_WORK TO DO:_
In the entries, find all lines that hold the word "text" and copy them.

## BEGIN

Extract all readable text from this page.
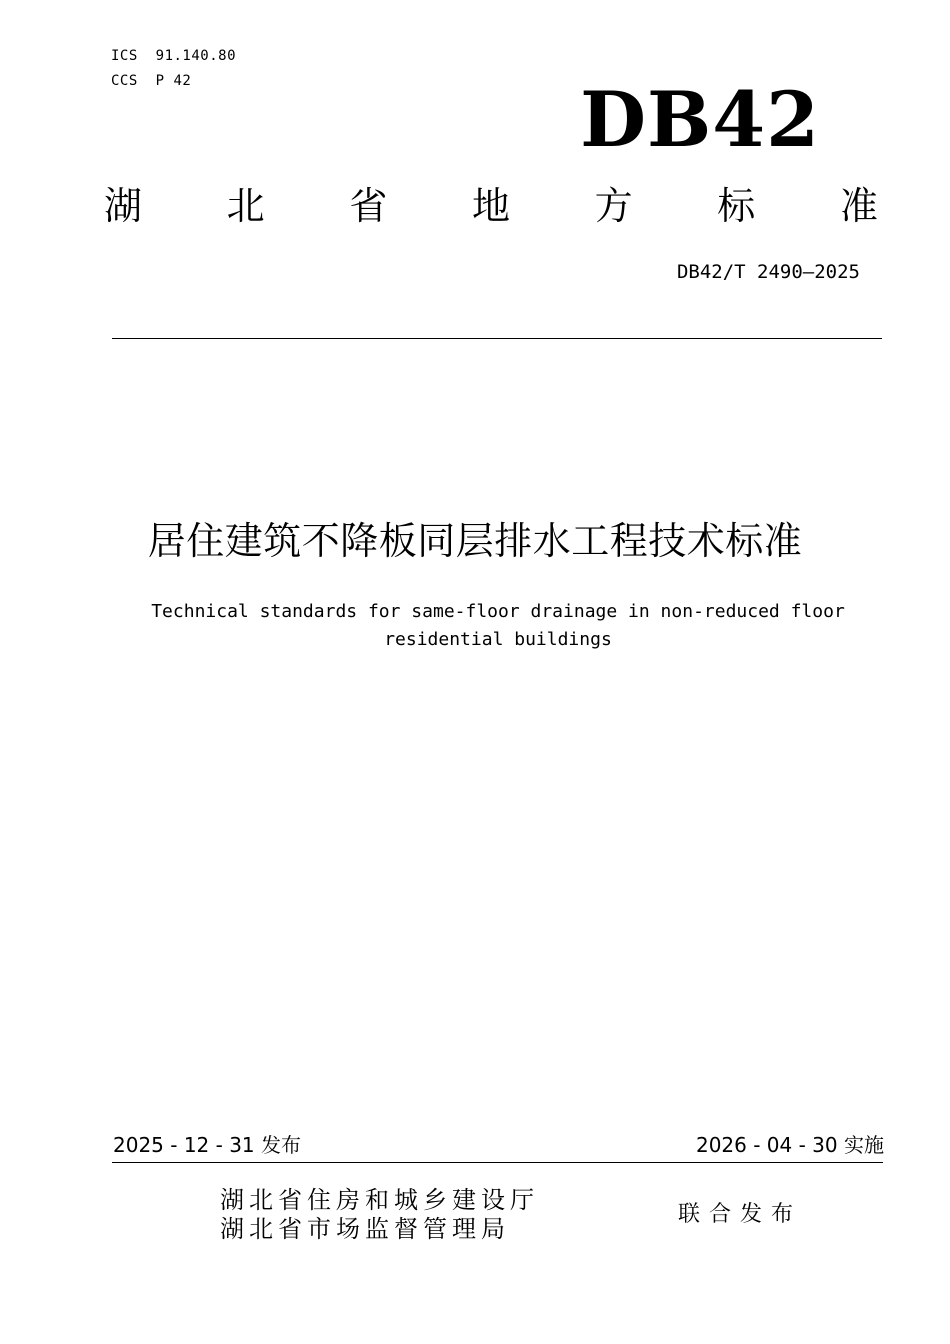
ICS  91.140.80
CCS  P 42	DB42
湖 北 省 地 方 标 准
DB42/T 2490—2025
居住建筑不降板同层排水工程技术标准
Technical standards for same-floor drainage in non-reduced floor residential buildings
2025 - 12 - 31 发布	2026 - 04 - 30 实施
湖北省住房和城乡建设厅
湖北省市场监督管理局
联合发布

## END
## BEGIN

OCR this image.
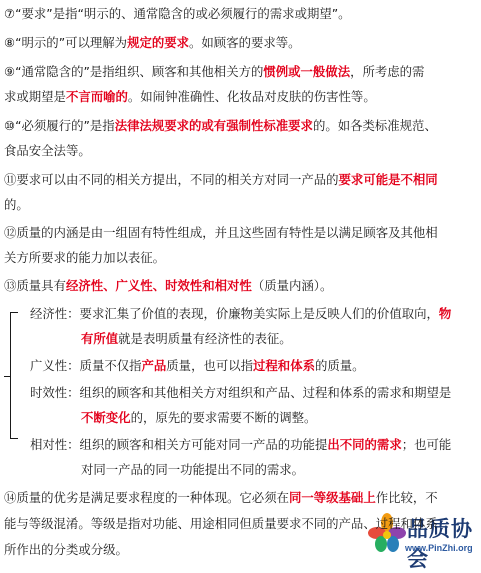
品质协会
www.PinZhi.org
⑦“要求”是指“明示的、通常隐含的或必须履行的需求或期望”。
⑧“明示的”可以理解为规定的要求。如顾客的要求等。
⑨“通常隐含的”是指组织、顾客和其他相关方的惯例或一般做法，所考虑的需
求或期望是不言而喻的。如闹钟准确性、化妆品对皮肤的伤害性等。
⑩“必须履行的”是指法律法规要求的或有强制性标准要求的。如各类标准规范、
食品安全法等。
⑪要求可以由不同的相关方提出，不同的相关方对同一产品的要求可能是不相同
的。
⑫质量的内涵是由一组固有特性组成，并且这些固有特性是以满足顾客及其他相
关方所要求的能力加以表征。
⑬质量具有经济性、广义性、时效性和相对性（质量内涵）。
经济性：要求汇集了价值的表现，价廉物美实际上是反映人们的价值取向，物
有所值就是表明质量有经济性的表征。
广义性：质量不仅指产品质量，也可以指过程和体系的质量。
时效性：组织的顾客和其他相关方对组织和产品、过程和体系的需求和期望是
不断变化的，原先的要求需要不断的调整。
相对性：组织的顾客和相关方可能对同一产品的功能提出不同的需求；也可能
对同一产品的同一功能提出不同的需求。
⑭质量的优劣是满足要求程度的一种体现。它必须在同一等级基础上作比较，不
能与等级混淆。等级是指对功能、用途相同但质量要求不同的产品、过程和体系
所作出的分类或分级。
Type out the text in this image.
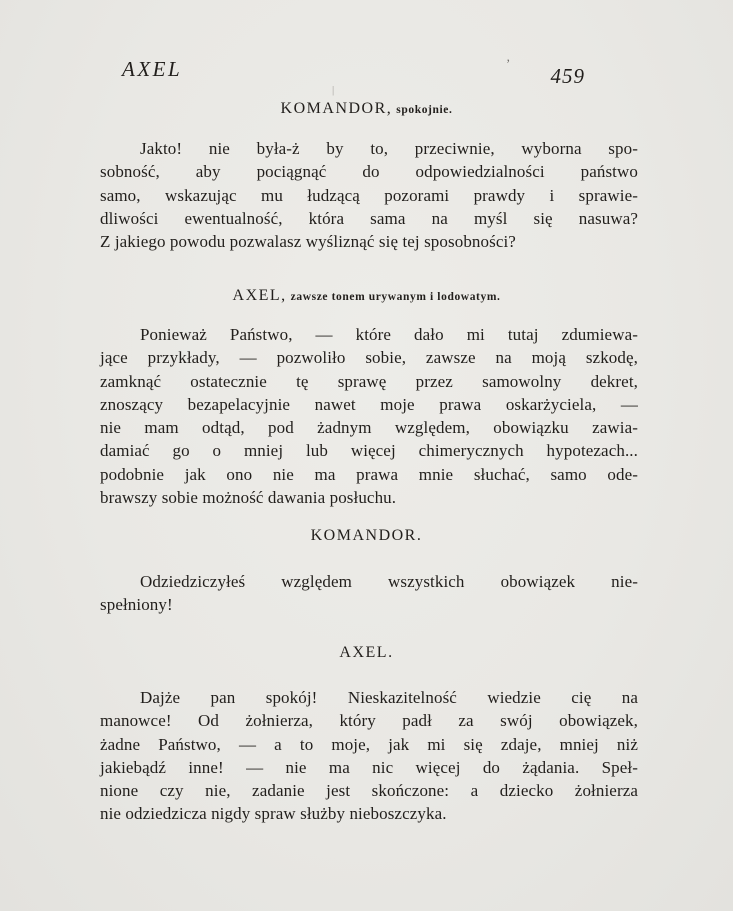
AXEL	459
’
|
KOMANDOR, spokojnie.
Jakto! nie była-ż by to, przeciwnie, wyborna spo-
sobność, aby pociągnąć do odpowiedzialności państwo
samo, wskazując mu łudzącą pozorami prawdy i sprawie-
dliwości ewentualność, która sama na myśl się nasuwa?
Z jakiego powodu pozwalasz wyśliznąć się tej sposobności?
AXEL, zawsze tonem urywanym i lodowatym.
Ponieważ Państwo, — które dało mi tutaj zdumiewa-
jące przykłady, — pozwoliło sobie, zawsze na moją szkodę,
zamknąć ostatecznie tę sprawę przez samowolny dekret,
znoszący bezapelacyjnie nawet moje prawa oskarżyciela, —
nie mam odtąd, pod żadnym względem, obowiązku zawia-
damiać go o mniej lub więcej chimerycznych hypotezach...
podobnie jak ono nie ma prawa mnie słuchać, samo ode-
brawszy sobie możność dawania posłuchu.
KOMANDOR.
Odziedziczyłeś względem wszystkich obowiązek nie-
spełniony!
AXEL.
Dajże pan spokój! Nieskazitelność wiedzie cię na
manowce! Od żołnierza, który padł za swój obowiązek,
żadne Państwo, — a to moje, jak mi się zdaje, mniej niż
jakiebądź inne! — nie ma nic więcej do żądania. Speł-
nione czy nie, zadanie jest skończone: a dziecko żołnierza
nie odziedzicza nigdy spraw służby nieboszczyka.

## END

_RESPONSE BELOW:_
Extract all readable text from this page.
Type out the text in this image.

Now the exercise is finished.